◆ **Exercise requirements**
Extract each line from the entries below that has the string "Ovary" in it.

◆ **Records provided**
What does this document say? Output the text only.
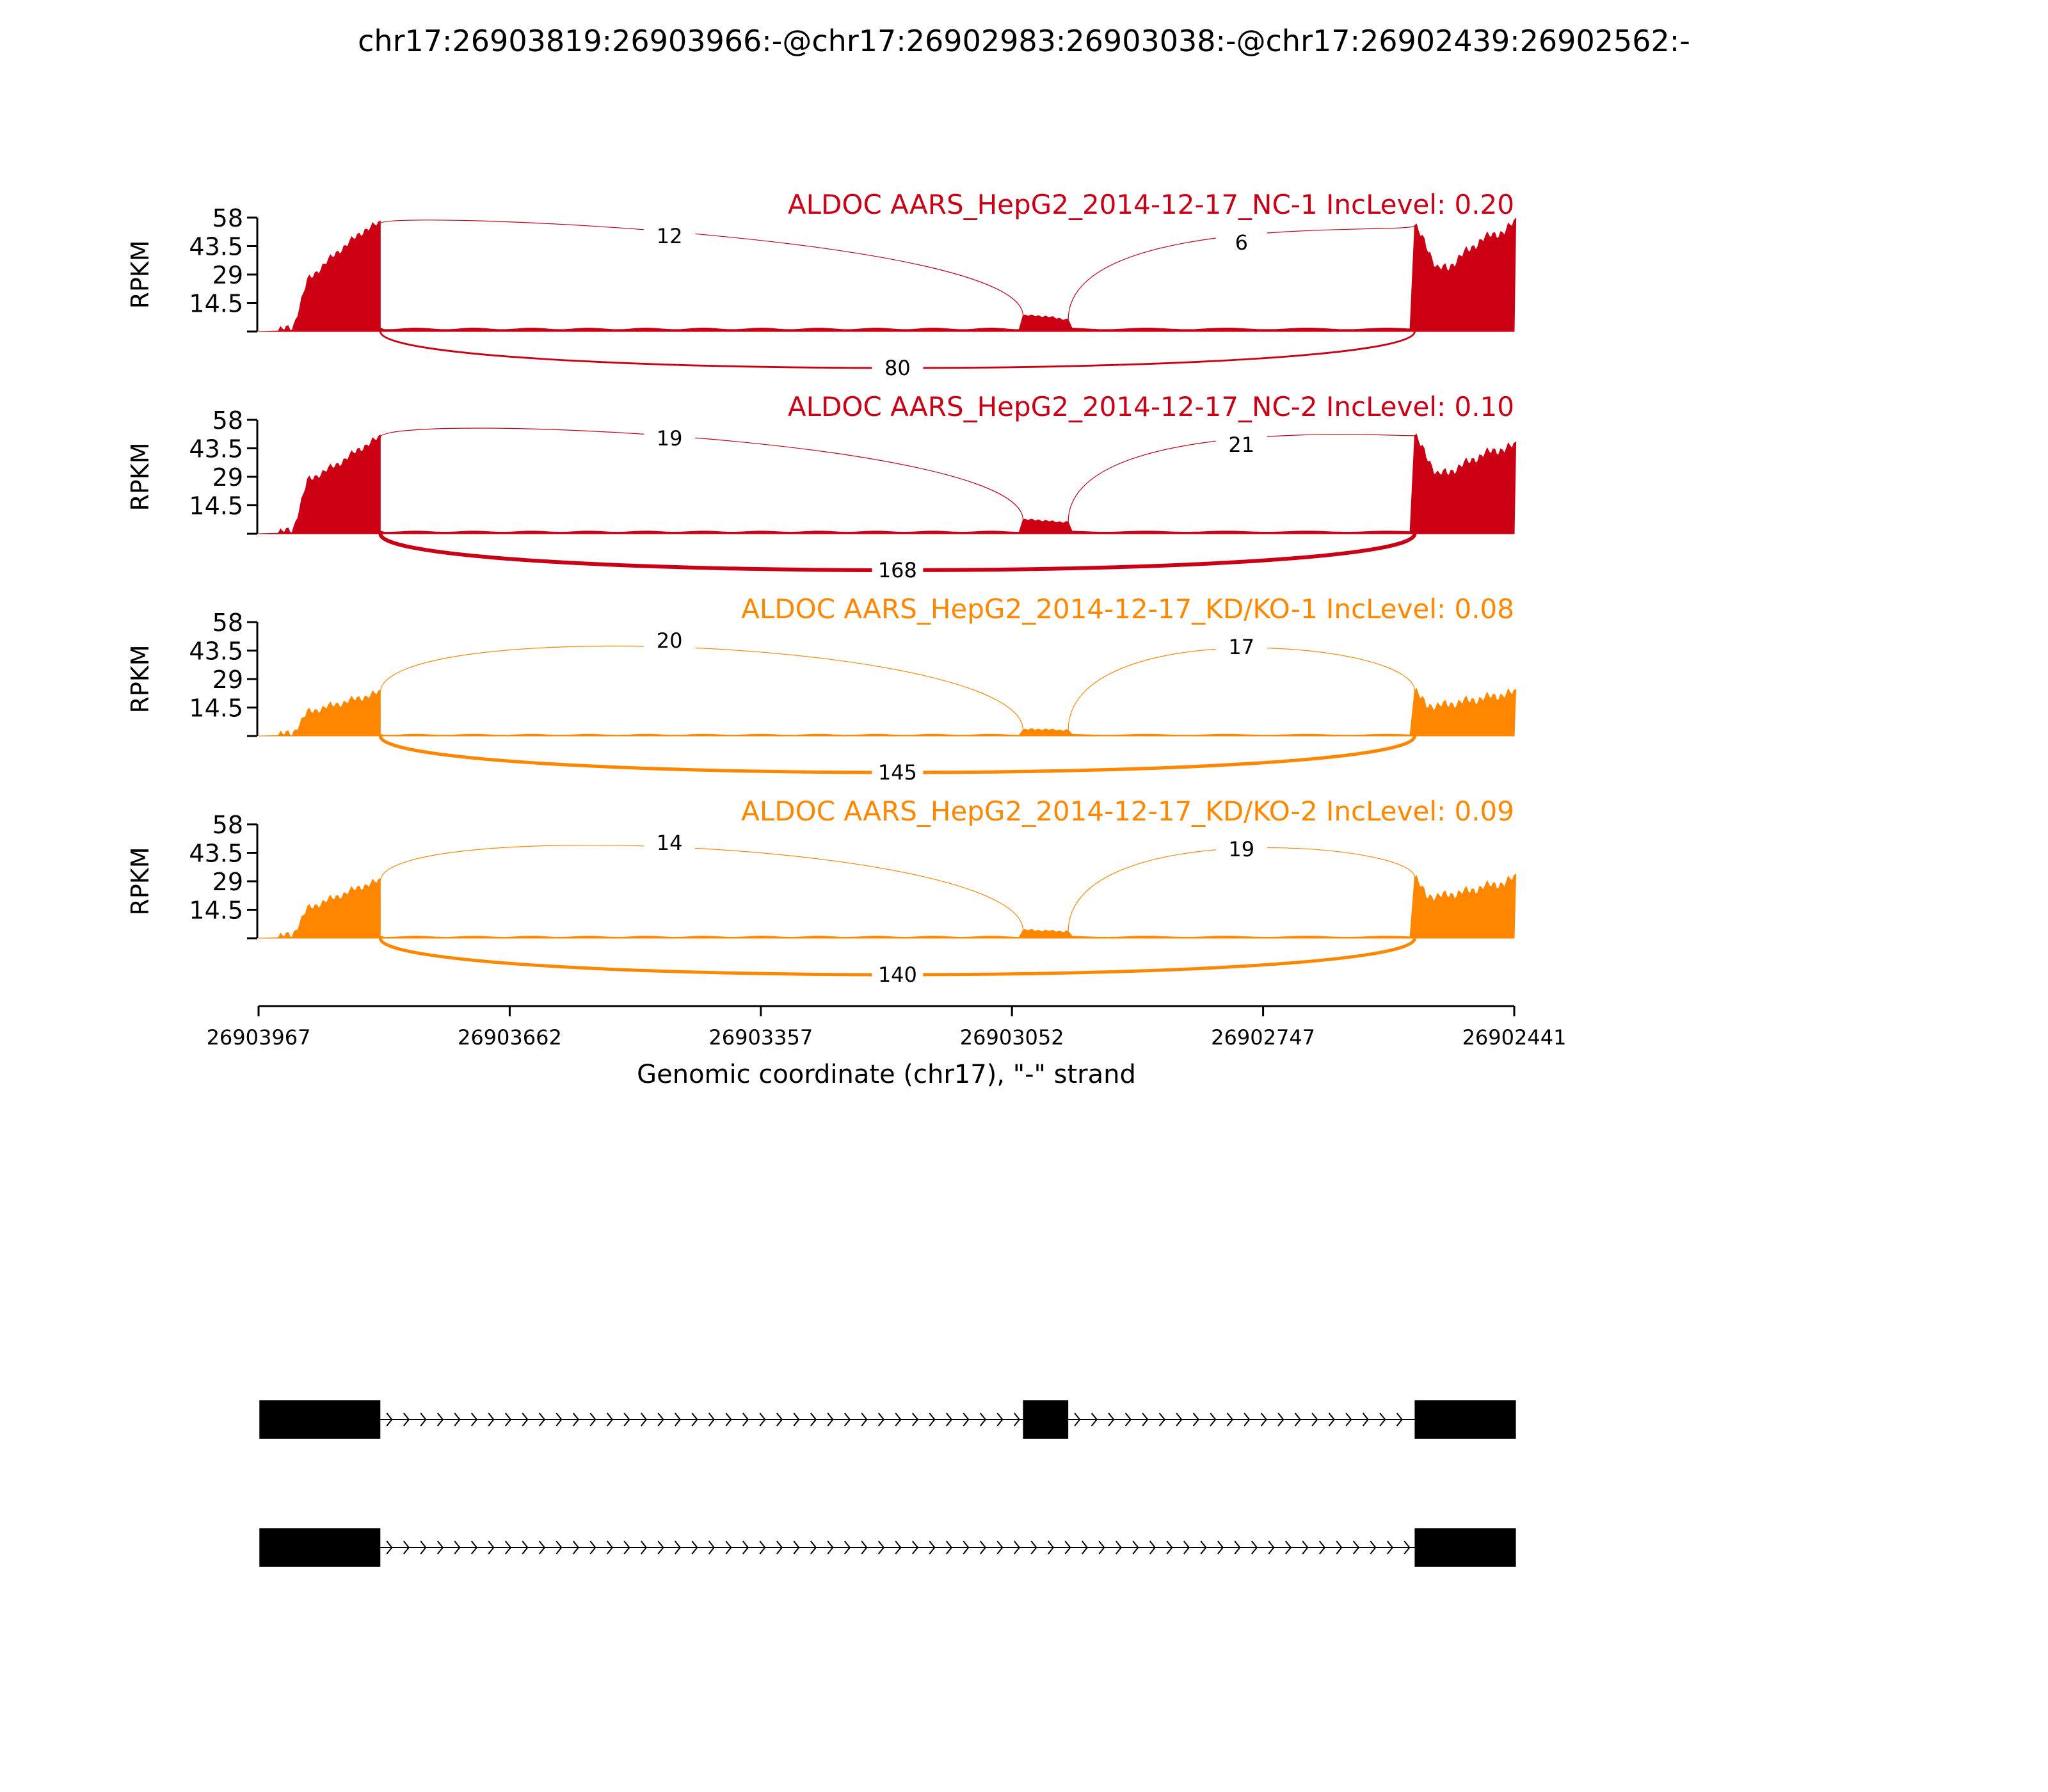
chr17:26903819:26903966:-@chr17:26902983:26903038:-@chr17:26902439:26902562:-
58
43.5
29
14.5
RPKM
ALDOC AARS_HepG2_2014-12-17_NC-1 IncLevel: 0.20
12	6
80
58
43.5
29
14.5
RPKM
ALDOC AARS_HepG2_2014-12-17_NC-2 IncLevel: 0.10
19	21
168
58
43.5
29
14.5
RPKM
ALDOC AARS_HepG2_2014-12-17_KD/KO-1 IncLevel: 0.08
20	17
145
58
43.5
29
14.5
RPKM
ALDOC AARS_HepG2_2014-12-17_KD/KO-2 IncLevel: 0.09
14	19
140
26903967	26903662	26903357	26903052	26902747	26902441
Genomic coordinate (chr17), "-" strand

==

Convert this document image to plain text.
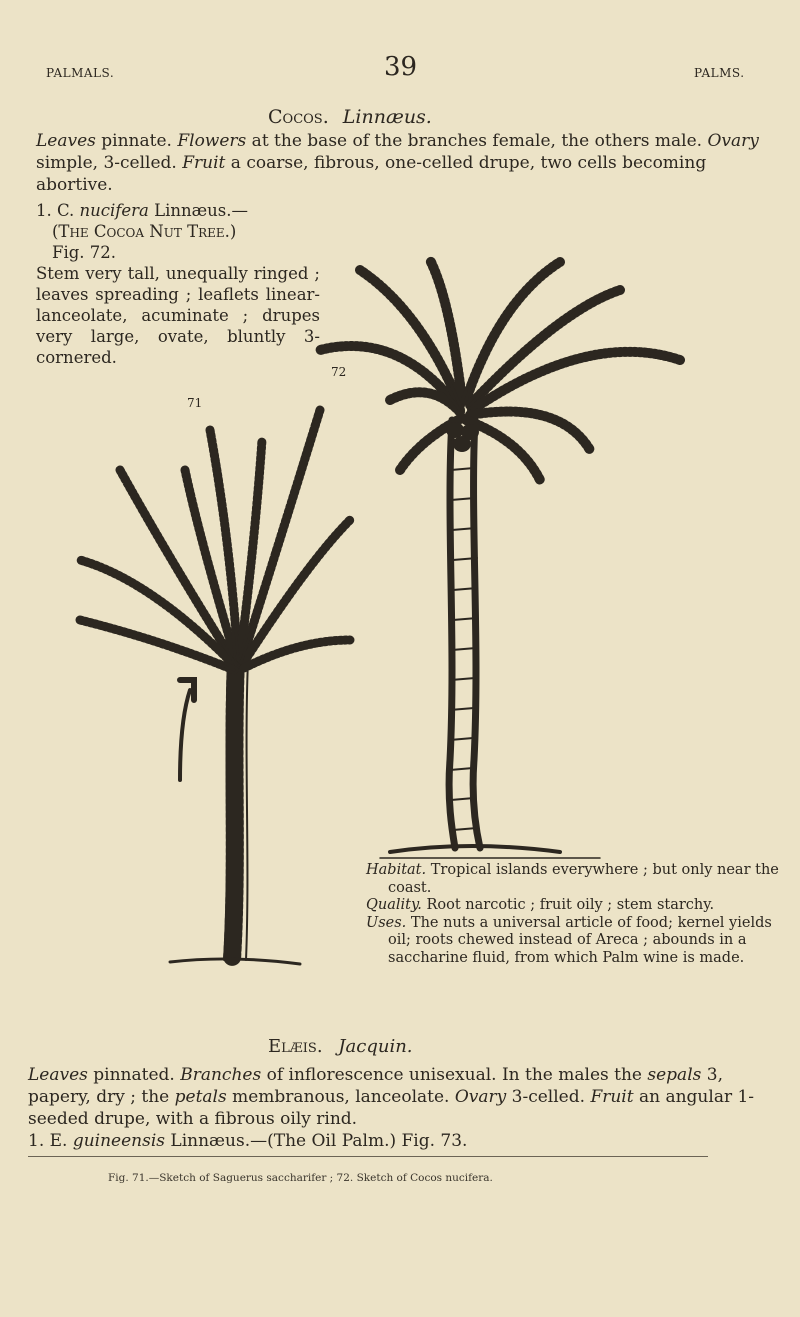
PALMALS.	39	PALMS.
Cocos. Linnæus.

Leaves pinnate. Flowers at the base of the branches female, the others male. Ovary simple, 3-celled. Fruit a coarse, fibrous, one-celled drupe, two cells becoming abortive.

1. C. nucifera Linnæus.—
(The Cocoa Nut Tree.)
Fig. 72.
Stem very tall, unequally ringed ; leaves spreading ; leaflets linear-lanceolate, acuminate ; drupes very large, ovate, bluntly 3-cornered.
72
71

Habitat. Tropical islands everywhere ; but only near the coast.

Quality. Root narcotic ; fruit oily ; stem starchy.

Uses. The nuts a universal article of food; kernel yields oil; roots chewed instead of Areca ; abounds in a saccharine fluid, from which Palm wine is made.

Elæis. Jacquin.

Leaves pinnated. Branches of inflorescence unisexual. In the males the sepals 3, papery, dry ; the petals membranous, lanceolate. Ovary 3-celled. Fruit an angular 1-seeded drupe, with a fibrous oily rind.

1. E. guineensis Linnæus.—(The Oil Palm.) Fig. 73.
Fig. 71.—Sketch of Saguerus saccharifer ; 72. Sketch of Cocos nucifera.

◆ **Written solution**
Leaves pinnate. Flowers at the base of the branches female, the others male. Ovary simple, 3-celled. Fruit a coarse, fibrous, one-celled drupe, two cells becoming abortive.
Leaves pinnated. Branches of inflorescence unisexual. In the males the sepals 3, papery, dry ; the petals membranous, lanceolate. Ovary 3-celled. Fruit an angular 1-seeded drupe, with a fibrous oily rind.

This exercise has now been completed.